Written problem:
Copy the data precisely, keeping every character.

Provided records:
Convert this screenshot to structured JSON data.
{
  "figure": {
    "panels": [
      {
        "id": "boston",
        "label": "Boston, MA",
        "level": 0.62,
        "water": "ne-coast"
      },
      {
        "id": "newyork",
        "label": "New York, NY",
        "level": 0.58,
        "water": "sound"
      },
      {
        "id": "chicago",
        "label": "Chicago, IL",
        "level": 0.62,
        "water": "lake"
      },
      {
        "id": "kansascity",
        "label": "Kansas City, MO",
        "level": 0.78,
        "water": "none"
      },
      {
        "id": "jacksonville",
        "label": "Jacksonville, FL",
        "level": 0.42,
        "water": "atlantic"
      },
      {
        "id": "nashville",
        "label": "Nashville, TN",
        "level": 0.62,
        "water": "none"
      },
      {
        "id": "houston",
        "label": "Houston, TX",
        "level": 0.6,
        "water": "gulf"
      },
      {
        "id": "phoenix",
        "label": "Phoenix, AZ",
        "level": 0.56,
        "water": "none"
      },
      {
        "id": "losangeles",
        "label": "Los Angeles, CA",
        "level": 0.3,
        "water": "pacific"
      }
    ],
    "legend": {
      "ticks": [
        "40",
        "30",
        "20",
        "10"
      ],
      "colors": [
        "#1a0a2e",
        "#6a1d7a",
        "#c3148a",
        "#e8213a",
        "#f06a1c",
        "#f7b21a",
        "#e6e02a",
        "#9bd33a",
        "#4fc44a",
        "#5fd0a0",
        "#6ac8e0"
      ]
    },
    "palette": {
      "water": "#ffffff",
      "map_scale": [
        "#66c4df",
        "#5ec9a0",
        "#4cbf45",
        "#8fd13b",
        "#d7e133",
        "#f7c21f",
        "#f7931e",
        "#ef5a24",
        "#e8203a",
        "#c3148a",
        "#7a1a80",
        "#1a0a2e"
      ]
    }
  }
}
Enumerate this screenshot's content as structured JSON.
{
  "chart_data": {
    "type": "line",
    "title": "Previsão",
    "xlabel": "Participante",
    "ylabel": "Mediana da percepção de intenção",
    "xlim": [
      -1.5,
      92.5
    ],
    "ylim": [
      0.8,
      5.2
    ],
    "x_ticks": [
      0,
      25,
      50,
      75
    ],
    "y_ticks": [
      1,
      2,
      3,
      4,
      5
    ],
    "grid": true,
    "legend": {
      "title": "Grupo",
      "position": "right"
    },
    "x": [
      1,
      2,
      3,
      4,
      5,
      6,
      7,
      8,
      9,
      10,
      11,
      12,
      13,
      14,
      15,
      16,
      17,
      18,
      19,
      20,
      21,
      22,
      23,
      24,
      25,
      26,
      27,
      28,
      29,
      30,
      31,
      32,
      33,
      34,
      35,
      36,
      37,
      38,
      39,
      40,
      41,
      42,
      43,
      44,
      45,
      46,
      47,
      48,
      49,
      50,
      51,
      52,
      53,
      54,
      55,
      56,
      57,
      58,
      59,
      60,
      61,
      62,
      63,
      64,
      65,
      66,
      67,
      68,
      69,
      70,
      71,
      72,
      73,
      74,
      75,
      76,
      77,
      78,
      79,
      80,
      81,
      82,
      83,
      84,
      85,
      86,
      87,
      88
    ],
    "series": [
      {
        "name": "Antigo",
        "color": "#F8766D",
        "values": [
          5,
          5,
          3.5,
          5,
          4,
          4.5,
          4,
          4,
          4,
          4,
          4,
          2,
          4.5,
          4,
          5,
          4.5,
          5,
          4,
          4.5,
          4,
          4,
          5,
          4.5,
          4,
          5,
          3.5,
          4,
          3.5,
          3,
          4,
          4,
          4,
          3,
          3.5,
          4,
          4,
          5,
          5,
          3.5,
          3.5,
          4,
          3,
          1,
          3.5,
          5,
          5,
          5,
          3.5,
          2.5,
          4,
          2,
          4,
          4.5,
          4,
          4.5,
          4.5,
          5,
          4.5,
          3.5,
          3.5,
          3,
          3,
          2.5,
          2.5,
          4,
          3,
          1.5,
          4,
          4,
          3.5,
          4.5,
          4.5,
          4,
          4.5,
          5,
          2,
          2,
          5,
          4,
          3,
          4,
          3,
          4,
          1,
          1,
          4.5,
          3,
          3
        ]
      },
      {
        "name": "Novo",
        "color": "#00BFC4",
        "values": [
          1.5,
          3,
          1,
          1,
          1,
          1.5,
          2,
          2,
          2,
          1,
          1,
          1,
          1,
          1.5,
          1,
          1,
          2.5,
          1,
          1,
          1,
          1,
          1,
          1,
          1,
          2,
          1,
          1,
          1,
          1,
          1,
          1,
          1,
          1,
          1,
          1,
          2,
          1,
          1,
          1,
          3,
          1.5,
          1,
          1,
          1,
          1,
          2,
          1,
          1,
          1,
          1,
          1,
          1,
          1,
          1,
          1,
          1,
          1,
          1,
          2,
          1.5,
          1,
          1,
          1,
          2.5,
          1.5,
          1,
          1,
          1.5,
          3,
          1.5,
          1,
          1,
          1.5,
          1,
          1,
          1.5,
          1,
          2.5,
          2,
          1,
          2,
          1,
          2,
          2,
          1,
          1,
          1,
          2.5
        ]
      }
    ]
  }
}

The response:
Convert this screenshot to structured JSON data.
{
  "figure": {
    "panels": [
      {
        "id": "boston",
        "label": "Boston, MA",
        "level": 0.62,
        "water": "ne-coast"
      },
      {
        "id": "newyork",
        "label": "New York, NY",
        "level": 0.58,
        "water": "sound"
      },
      {
        "id": "chicago",
        "label": "Chicago, IL",
        "level": 0.62,
        "water": "lake"
      },
      {
        "id": "kansascity",
        "label": "Kansas City, MO",
        "level": 0.78,
        "water": "none"
      },
      {
        "id": "jacksonville",
        "label": "Jacksonville, FL",
        "level": 0.42,
        "water": "atlantic"
      },
      {
        "id": "nashville",
        "label": "Nashville, TN",
        "level": 0.62,
        "water": "none"
      },
      {
        "id": "houston",
        "label": "Houston, TX",
        "level": 0.6,
        "water": "gulf"
      },
      {
        "id": "phoenix",
        "label": "Phoenix, AZ",
        "level": 0.56,
        "water": "none"
      },
      {
        "id": "losangeles",
        "label": "Los Angeles, CA",
        "level": 0.3,
        "water": "pacific"
      }
    ],
    "legend": {
      "ticks": [
        "40",
        "30",
        "20",
        "10"
      ],
      "colors": [
        "#1a0a2e",
        "#6a1d7a",
        "#c3148a",
        "#e8213a",
        "#f06a1c",
        "#f7b21a",
        "#e6e02a",
        "#9bd33a",
        "#4fc44a",
        "#5fd0a0",
        "#6ac8e0"
      ]
    },
    "palette": {
      "water": "#ffffff",
      "map_scale": [
        "#66c4df",
        "#5ec9a0",
        "#4cbf45",
        "#8fd13b",
        "#d7e133",
        "#f7c21f",
        "#f7931e",
        "#ef5a24",
        "#e8203a",
        "#c3148a",
        "#7a1a80",
        "#1a0a2e"
      ]
    }
  }
}
Enumerate this screenshot's content as structured JSON.
{
  "chart_data": {
    "type": "line",
    "title": "Previsão",
    "xlabel": "Participante",
    "ylabel": "Mediana da percepção de intenção",
    "xlim": [
      -1.5,
      92.5
    ],
    "ylim": [
      0.8,
      5.2
    ],
    "x_ticks": [
      0,
      25,
      50,
      75
    ],
    "y_ticks": [
      1,
      2,
      3,
      4,
      5
    ],
    "grid": true,
    "legend": {
      "title": "Grupo",
      "position": "right"
    },
    "x": [
      1,
      2,
      3,
      4,
      5,
      6,
      7,
      8,
      9,
      10,
      11,
      12,
      13,
      14,
      15,
      16,
      17,
      18,
      19,
      20,
      21,
      22,
      23,
      24,
      25,
      26,
      27,
      28,
      29,
      30,
      31,
      32,
      33,
      34,
      35,
      36,
      37,
      38,
      39,
      40,
      41,
      42,
      43,
      44,
      45,
      46,
      47,
      48,
      49,
      50,
      51,
      52,
      53,
      54,
      55,
      56,
      57,
      58,
      59,
      60,
      61,
      62,
      63,
      64,
      65,
      66,
      67,
      68,
      69,
      70,
      71,
      72,
      73,
      74,
      75,
      76,
      77,
      78,
      79,
      80,
      81,
      82,
      83,
      84,
      85,
      86,
      87,
      88
    ],
    "series": [
      {
        "name": "Antigo",
        "color": "#F8766D",
        "values": [
          5,
          5,
          3.5,
          5,
          4,
          4.5,
          4,
          4,
          4,
          4,
          4,
          2,
          4.5,
          4,
          5,
          4.5,
          5,
          4,
          4.5,
          4,
          4,
          5,
          4.5,
          4,
          5,
          3.5,
          4,
          3.5,
          3,
          4,
          4,
          4,
          3,
          3.5,
          4,
          4,
          5,
          5,
          3.5,
          3.5,
          4,
          3,
          1,
          3.5,
          5,
          5,
          5,
          3.5,
          2.5,
          4,
          2,
          4,
          4.5,
          4,
          4.5,
          4.5,
          5,
          4.5,
          3.5,
          3.5,
          3,
          3,
          2.5,
          2.5,
          4,
          3,
          1.5,
          4,
          4,
          3.5,
          4.5,
          4.5,
          4,
          4.5,
          5,
          2,
          2,
          5,
          4,
          3,
          4,
          3,
          4,
          1,
          1,
          4.5,
          3,
          3
        ]
      },
      {
        "name": "Novo",
        "color": "#00BFC4",
        "values": [
          1.5,
          3,
          1,
          1,
          1,
          1.5,
          2,
          2,
          2,
          1,
          1,
          1,
          1,
          1.5,
          1,
          1,
          2.5,
          1,
          1,
          1,
          1,
          1,
          1,
          1,
          2,
          1,
          1,
          1,
          1,
          1,
          1,
          1,
          1,
          1,
          1,
          2,
          1,
          1,
          1,
          3,
          1.5,
          1,
          1,
          1,
          1,
          2,
          1,
          1,
          1,
          1,
          1,
          1,
          1,
          1,
          1,
          1,
          1,
          1,
          2,
          1.5,
          1,
          1,
          1,
          2.5,
          1.5,
          1,
          1,
          1.5,
          3,
          1.5,
          1,
          1,
          1.5,
          1,
          1,
          1.5,
          1,
          2.5,
          2,
          1,
          2,
          1,
          2,
          2,
          1,
          1,
          1,
          2.5
        ]
      }
    ]
  }
}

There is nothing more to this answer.